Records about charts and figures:

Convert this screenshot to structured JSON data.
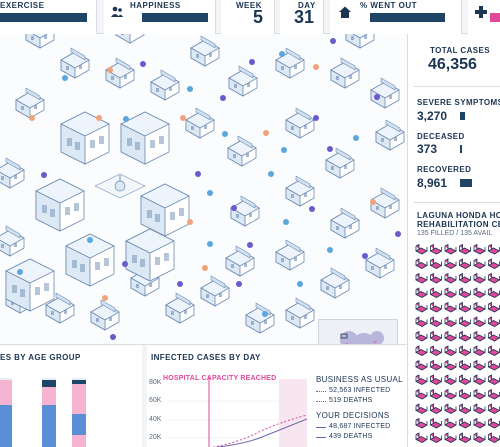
{
  "topbar": {
    "exercise": {
      "label": "EXERCISE",
      "value_fraction": 0.9
    },
    "happiness": {
      "label": "HAPPINESS",
      "icon": "people-icon",
      "value_fraction": 0.92
    },
    "week": {
      "label": "WEEK",
      "value": "5"
    },
    "day": {
      "label": "DAY",
      "value": "31"
    },
    "went_out": {
      "label": "% WENT OUT",
      "icon": "house-icon",
      "value_fraction": 0.83
    },
    "medical": {
      "icon": "medical-cross-icon"
    }
  },
  "sidebar": {
    "total_label": "TOTAL CASES",
    "total_value": "46,356",
    "severe_label": "SEVERE SYMPTOMS",
    "severe_value": "3,270",
    "severe_fraction": 0.13,
    "deceased_label": "DECEASED",
    "deceased_value": "373",
    "deceased_fraction": 0.06,
    "recovered_label": "RECOVERED",
    "recovered_value": "8,961",
    "recovered_fraction": 0.3,
    "hospital_name_1": "LAGUNA HONDA HOSP",
    "hospital_name_2": "REHABILITATION CENT",
    "hospital_capacity": "135 FILLED / 135 AVAIL",
    "colors": {
      "bed": "#e0489a",
      "bar": "#1f4566"
    }
  },
  "age_panel": {
    "title": "ES BY AGE GROUP"
  },
  "cases_panel": {
    "title": "INFECTED CASES BY DAY",
    "capacity_label": "HOSPITAL CAPACITY REACHED",
    "yticks": [
      "80K",
      "60K",
      "40K",
      "20K"
    ],
    "bau_heading": "BUSINESS AS USUAL",
    "bau_infected": "52,563 INFECTED",
    "bau_deaths": "519 DEATHS",
    "yd_heading": "YOUR DECISIONS",
    "yd_infected": "48,687 INFECTED",
    "yd_deaths": "439 DEATHS"
  }
}
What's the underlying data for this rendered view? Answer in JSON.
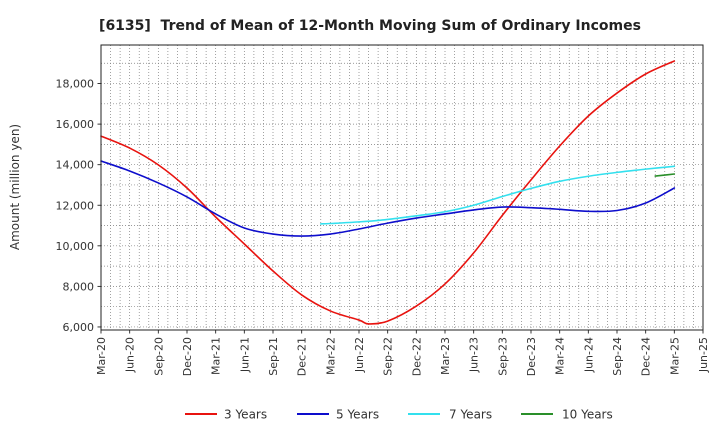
{
  "chart_data": {
    "type": "line",
    "title": "[6135]  Trend of Mean of 12-Month Moving Sum of Ordinary Incomes",
    "ylabel": "Amount (million yen)",
    "xlim": [
      0,
      63
    ],
    "ylim": [
      5850,
      19900
    ],
    "xtick_step_months": 3,
    "xticks": [
      "Mar-20",
      "Jun-20",
      "Sep-20",
      "Dec-20",
      "Mar-21",
      "Jun-21",
      "Sep-21",
      "Dec-21",
      "Mar-22",
      "Jun-22",
      "Sep-22",
      "Dec-22",
      "Mar-23",
      "Jun-23",
      "Sep-23",
      "Dec-23",
      "Mar-24",
      "Jun-24",
      "Sep-24",
      "Dec-24",
      "Mar-25",
      "Jun-25"
    ],
    "yticks": [
      6000,
      8000,
      10000,
      12000,
      14000,
      16000,
      18000
    ],
    "ytick_labels": [
      "6,000",
      "8,000",
      "10,000",
      "12,000",
      "14,000",
      "16,000",
      "18,000"
    ],
    "grid": true,
    "grid_x_step_months": 1,
    "grid_y_step": 1000,
    "legend": "bottom",
    "series": [
      {
        "name": "3 Years",
        "color": "#e8130f",
        "x": [
          0,
          3,
          6,
          9,
          12,
          15,
          18,
          21,
          24,
          27,
          28,
          30,
          33,
          36,
          39,
          42,
          45,
          48,
          51,
          54,
          57,
          60
        ],
        "values": [
          15410,
          14820,
          13990,
          12850,
          11420,
          10090,
          8760,
          7580,
          6790,
          6340,
          6150,
          6290,
          7030,
          8120,
          9650,
          11500,
          13250,
          14920,
          16400,
          17530,
          18470,
          19110
        ]
      },
      {
        "name": "5 Years",
        "color": "#0d0dcc",
        "x": [
          0,
          3,
          6,
          9,
          12,
          15,
          18,
          21,
          24,
          27,
          30,
          33,
          36,
          39,
          42,
          45,
          48,
          51,
          54,
          57,
          60
        ],
        "values": [
          14180,
          13690,
          13100,
          12410,
          11570,
          10880,
          10580,
          10480,
          10580,
          10830,
          11120,
          11370,
          11570,
          11770,
          11910,
          11880,
          11800,
          11700,
          11740,
          12110,
          12850
        ]
      },
      {
        "name": "7 Years",
        "color": "#33e0ee",
        "x": [
          23,
          24,
          27,
          30,
          33,
          36,
          39,
          42,
          45,
          48,
          51,
          54,
          57,
          60
        ],
        "values": [
          11080,
          11100,
          11180,
          11300,
          11480,
          11680,
          12000,
          12430,
          12830,
          13180,
          13430,
          13620,
          13780,
          13920
        ]
      },
      {
        "name": "10 Years",
        "color": "#2a8f2a",
        "x": [
          58,
          59,
          60
        ],
        "values": [
          13440,
          13490,
          13540
        ]
      }
    ]
  }
}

» Task requirements:
Make an exact copy of the whole listing, but don't bring over any pictures.

» The completed task:
Convert this screenshot to structured JSON data.
{
  "topbar": {
    "exercise": {
      "label": "EXERCISE",
      "value_fraction": 0.9
    },
    "happiness": {
      "label": "HAPPINESS",
      "icon": "people-icon",
      "value_fraction": 0.92
    },
    "week": {
      "label": "WEEK",
      "value": "5"
    },
    "day": {
      "label": "DAY",
      "value": "31"
    },
    "went_out": {
      "label": "% WENT OUT",
      "icon": "house-icon",
      "value_fraction": 0.83
    },
    "medical": {
      "icon": "medical-cross-icon"
    }
  },
  "sidebar": {
    "total_label": "TOTAL CASES",
    "total_value": "46,356",
    "severe_label": "SEVERE SYMPTOMS",
    "severe_value": "3,270",
    "severe_fraction": 0.13,
    "deceased_label": "DECEASED",
    "deceased_value": "373",
    "deceased_fraction": 0.06,
    "recovered_label": "RECOVERED",
    "recovered_value": "8,961",
    "recovered_fraction": 0.3,
    "hospital_name_1": "LAGUNA HONDA HOSP",
    "hospital_name_2": "REHABILITATION CENT",
    "hospital_capacity": "135 FILLED / 135 AVAIL",
    "colors": {
      "bed": "#e0489a",
      "bar": "#1f4566"
    }
  },
  "age_panel": {
    "title": "ES BY AGE GROUP"
  },
  "cases_panel": {
    "title": "INFECTED CASES BY DAY",
    "capacity_label": "HOSPITAL CAPACITY REACHED",
    "yticks": [
      "80K",
      "60K",
      "40K",
      "20K"
    ],
    "bau_heading": "BUSINESS AS USUAL",
    "bau_infected": "52,563 INFECTED",
    "bau_deaths": "519 DEATHS",
    "yd_heading": "YOUR DECISIONS",
    "yd_infected": "48,687 INFECTED",
    "yd_deaths": "439 DEATHS"
  }
}
What's the underlying data for this rendered view? Answer in JSON.
{
  "chart_data": {
    "type": "line",
    "title": "[6135]  Trend of Mean of 12-Month Moving Sum of Ordinary Incomes",
    "ylabel": "Amount (million yen)",
    "xlim": [
      0,
      63
    ],
    "ylim": [
      5850,
      19900
    ],
    "xtick_step_months": 3,
    "xticks": [
      "Mar-20",
      "Jun-20",
      "Sep-20",
      "Dec-20",
      "Mar-21",
      "Jun-21",
      "Sep-21",
      "Dec-21",
      "Mar-22",
      "Jun-22",
      "Sep-22",
      "Dec-22",
      "Mar-23",
      "Jun-23",
      "Sep-23",
      "Dec-23",
      "Mar-24",
      "Jun-24",
      "Sep-24",
      "Dec-24",
      "Mar-25",
      "Jun-25"
    ],
    "yticks": [
      6000,
      8000,
      10000,
      12000,
      14000,
      16000,
      18000
    ],
    "ytick_labels": [
      "6,000",
      "8,000",
      "10,000",
      "12,000",
      "14,000",
      "16,000",
      "18,000"
    ],
    "grid": true,
    "grid_x_step_months": 1,
    "grid_y_step": 1000,
    "legend": "bottom",
    "series": [
      {
        "name": "3 Years",
        "color": "#e8130f",
        "x": [
          0,
          3,
          6,
          9,
          12,
          15,
          18,
          21,
          24,
          27,
          28,
          30,
          33,
          36,
          39,
          42,
          45,
          48,
          51,
          54,
          57,
          60
        ],
        "values": [
          15410,
          14820,
          13990,
          12850,
          11420,
          10090,
          8760,
          7580,
          6790,
          6340,
          6150,
          6290,
          7030,
          8120,
          9650,
          11500,
          13250,
          14920,
          16400,
          17530,
          18470,
          19110
        ]
      },
      {
        "name": "5 Years",
        "color": "#0d0dcc",
        "x": [
          0,
          3,
          6,
          9,
          12,
          15,
          18,
          21,
          24,
          27,
          30,
          33,
          36,
          39,
          42,
          45,
          48,
          51,
          54,
          57,
          60
        ],
        "values": [
          14180,
          13690,
          13100,
          12410,
          11570,
          10880,
          10580,
          10480,
          10580,
          10830,
          11120,
          11370,
          11570,
          11770,
          11910,
          11880,
          11800,
          11700,
          11740,
          12110,
          12850
        ]
      },
      {
        "name": "7 Years",
        "color": "#33e0ee",
        "x": [
          23,
          24,
          27,
          30,
          33,
          36,
          39,
          42,
          45,
          48,
          51,
          54,
          57,
          60
        ],
        "values": [
          11080,
          11100,
          11180,
          11300,
          11480,
          11680,
          12000,
          12430,
          12830,
          13180,
          13430,
          13620,
          13780,
          13920
        ]
      },
      {
        "name": "10 Years",
        "color": "#2a8f2a",
        "x": [
          58,
          59,
          60
        ],
        "values": [
          13440,
          13490,
          13540
        ]
      }
    ]
  }
}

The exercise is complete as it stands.